Nothing before the line containing "Decode this image" belongs in the answer; quote that line and all lines after it through the end of the material, word for word.

• EXTRACTED INFORMATION
::::::::::

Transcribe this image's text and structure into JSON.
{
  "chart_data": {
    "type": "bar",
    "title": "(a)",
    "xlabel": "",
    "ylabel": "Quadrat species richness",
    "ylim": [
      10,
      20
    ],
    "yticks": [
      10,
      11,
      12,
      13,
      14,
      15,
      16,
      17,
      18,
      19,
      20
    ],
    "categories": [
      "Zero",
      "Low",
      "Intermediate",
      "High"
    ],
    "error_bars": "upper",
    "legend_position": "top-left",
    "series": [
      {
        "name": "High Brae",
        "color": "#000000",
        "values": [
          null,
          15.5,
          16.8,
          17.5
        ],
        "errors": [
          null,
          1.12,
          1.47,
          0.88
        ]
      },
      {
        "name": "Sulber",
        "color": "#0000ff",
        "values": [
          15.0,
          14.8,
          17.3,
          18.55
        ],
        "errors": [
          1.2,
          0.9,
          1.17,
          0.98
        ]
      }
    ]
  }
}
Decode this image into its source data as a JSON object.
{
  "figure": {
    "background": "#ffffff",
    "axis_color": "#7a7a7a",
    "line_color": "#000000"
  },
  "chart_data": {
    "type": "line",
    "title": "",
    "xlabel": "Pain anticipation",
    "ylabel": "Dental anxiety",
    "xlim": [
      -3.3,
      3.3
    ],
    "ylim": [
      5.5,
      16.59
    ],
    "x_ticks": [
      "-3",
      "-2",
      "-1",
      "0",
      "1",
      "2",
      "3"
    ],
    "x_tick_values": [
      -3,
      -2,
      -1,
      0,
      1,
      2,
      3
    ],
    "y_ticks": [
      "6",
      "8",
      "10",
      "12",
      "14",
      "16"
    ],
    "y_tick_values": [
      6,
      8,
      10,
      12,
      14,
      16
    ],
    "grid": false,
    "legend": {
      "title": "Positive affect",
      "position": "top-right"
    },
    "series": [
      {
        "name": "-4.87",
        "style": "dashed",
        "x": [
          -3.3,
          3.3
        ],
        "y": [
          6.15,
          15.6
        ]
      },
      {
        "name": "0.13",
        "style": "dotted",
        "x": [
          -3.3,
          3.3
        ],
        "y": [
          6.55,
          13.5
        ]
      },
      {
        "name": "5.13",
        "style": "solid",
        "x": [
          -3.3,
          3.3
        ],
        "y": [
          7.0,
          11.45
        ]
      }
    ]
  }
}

::::::::::

• EXERCISE OUTPUT
Decode this image into its source data as a JSON object.
{
  "figure": {
    "background": "#ffffff",
    "axis_color": "#7a7a7a",
    "line_color": "#000000"
  },
  "chart_data": {
    "type": "line",
    "title": "",
    "xlabel": "Pain anticipation",
    "ylabel": "Dental anxiety",
    "xlim": [
      -3.3,
      3.3
    ],
    "ylim": [
      5.5,
      16.59
    ],
    "x_ticks": [
      "-3",
      "-2",
      "-1",
      "0",
      "1",
      "2",
      "3"
    ],
    "x_tick_values": [
      -3,
      -2,
      -1,
      0,
      1,
      2,
      3
    ],
    "y_ticks": [
      "6",
      "8",
      "10",
      "12",
      "14",
      "16"
    ],
    "y_tick_values": [
      6,
      8,
      10,
      12,
      14,
      16
    ],
    "grid": false,
    "legend": {
      "title": "Positive affect",
      "position": "top-right"
    },
    "series": [
      {
        "name": "-4.87",
        "style": "dashed",
        "x": [
          -3.3,
          3.3
        ],
        "y": [
          6.15,
          15.6
        ]
      },
      {
        "name": "0.13",
        "style": "dotted",
        "x": [
          -3.3,
          3.3
        ],
        "y": [
          6.55,
          13.5
        ]
      },
      {
        "name": "5.13",
        "style": "solid",
        "x": [
          -3.3,
          3.3
        ],
        "y": [
          7.0,
          11.45
        ]
      }
    ]
  }
}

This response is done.